What is being asked —
Pull out every line in the data that has the string "pouze" in it.

>> Begin Material

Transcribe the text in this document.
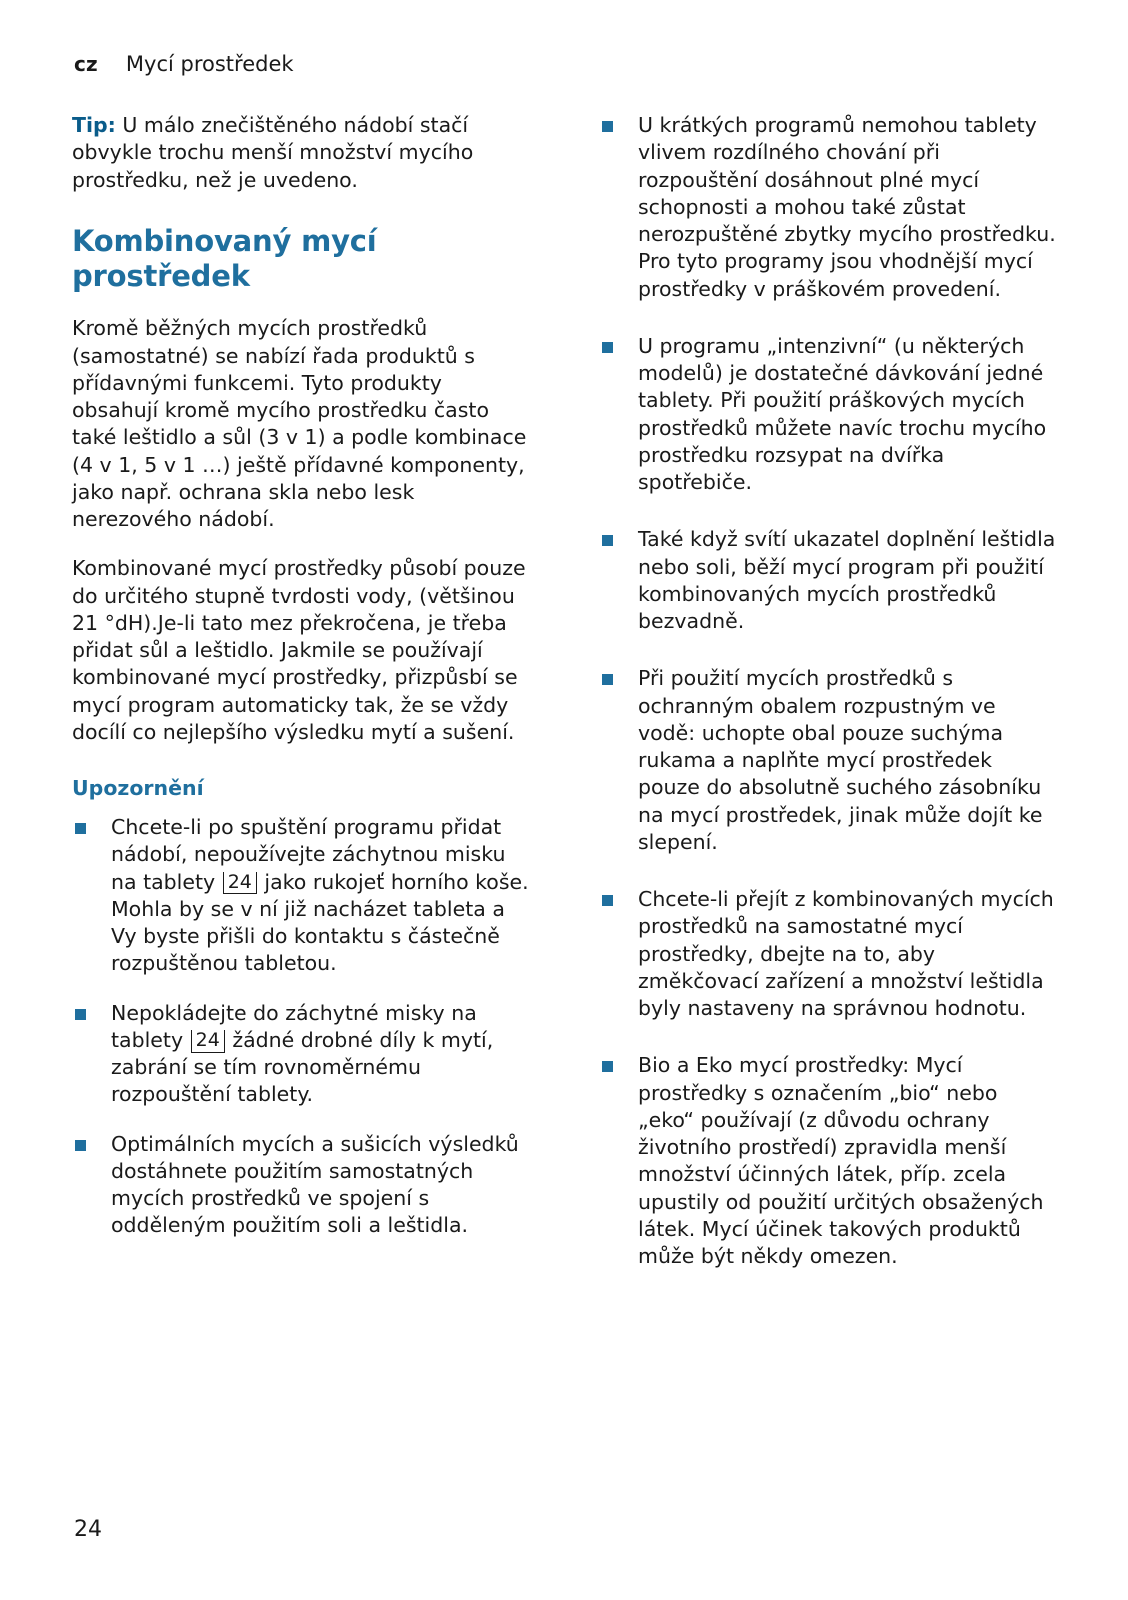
cz Mycí prostředek

Tip: U málo znečištěného nádobí stačí obvykle trochu menší množství mycího prostředku, než je uvedeno.

Kombinovaný mycí prostředek

Kromě běžných mycích prostředků (samostatné) se nabízí řada produktů s přídavnými funkcemi. Tyto produkty obsahují kromě mycího prostředku často také leštidlo a sůl (3 v 1) a podle kombinace (4 v 1, 5 v 1 …) ještě přídavné komponenty, jako např. ochrana skla nebo lesk nerezového nádobí.

Kombinované mycí prostředky působí pouze do určitého stupně tvrdosti vody, (většinou 21 °dH).Je-li tato mez překročena, je třeba přidat sůl a leštidlo. Jakmile se používají kombinované mycí prostředky, přizpůsbí se mycí program automaticky tak, že se vždy docílí co nejlepšího výsledku mytí a sušení.

Upozornění
Chcete-li po spuštění programu přidat nádobí, nepoužívejte záchytnou misku na tablety 24 jako rukojeť horního koše. Mohla by se v ní již nacházet tableta a Vy byste přišli do kontaktu s částečně rozpuštěnou tabletou.
Nepokládejte do záchytné misky na tablety 24 žádné drobné díly k mytí, zabrání se tím rovnoměrnému rozpouštění tablety.
Optimálních mycích a sušicích výsledků dostáhnete použitím samostatných mycích prostředků ve spojení s odděleným použitím soli a leštidla.
U krátkých programů nemohou tablety vlivem rozdílného chování při rozpouštění dosáhnout plné mycí schopnosti a mohou také zůstat nerozpuštěné zbytky mycího prostředku. Pro tyto programy jsou vhodnější mycí prostředky v práškovém provedení.
U programu „intenzivní“ (u některých modelů) je dostatečné dávkování jedné tablety. Při použití práškových mycích prostředků můžete navíc trochu mycího prostředku rozsypat na dvířka spotřebiče.
Také když svítí ukazatel doplnění leštidla nebo soli, běží mycí program při použití kombinovaných mycích prostředků bezvadně.
Při použití mycích prostředků s ochranným obalem rozpustným ve vodě: uchopte obal pouze suchýma rukama a naplňte mycí prostředek pouze do absolutně suchého zásobníku na mycí prostředek, jinak může dojít ke slepení.
Chcete-li přejít z kombinovaných mycích prostředků na samostatné mycí prostředky, dbejte na to, aby změkčovací zařízení a množství leštidla byly nastaveny na správnou hodnotu.
Bio a Eko mycí prostředky: Mycí prostředky s označením „bio“ nebo „eko“ používají (z důvodu ochrany životního prostředí) zpravidla menší množství účinných látek, příp. zcela upustily od použití určitých obsažených látek. Mycí účinek takových produktů může být někdy omezen.
24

>> End Material

Final result —
Kombinované mycí prostředky působí pouze do určitého stupně tvrdosti vody, (většinou 21 °dH).Je-li tato mez překročena, je třeba přidat sůl a leštidlo. Jakmile se používají kombinované mycí prostředky, přizpůsbí se mycí program automaticky tak, že se vždy docílí co nejlepšího výsledku mytí a sušení.
Při použití mycích prostředků s ochranným obalem rozpustným ve vodě: uchopte obal pouze suchýma rukama a naplňte mycí prostředek pouze do absolutně suchého zásobníku na mycí prostředek, jinak může dojít ke slepení.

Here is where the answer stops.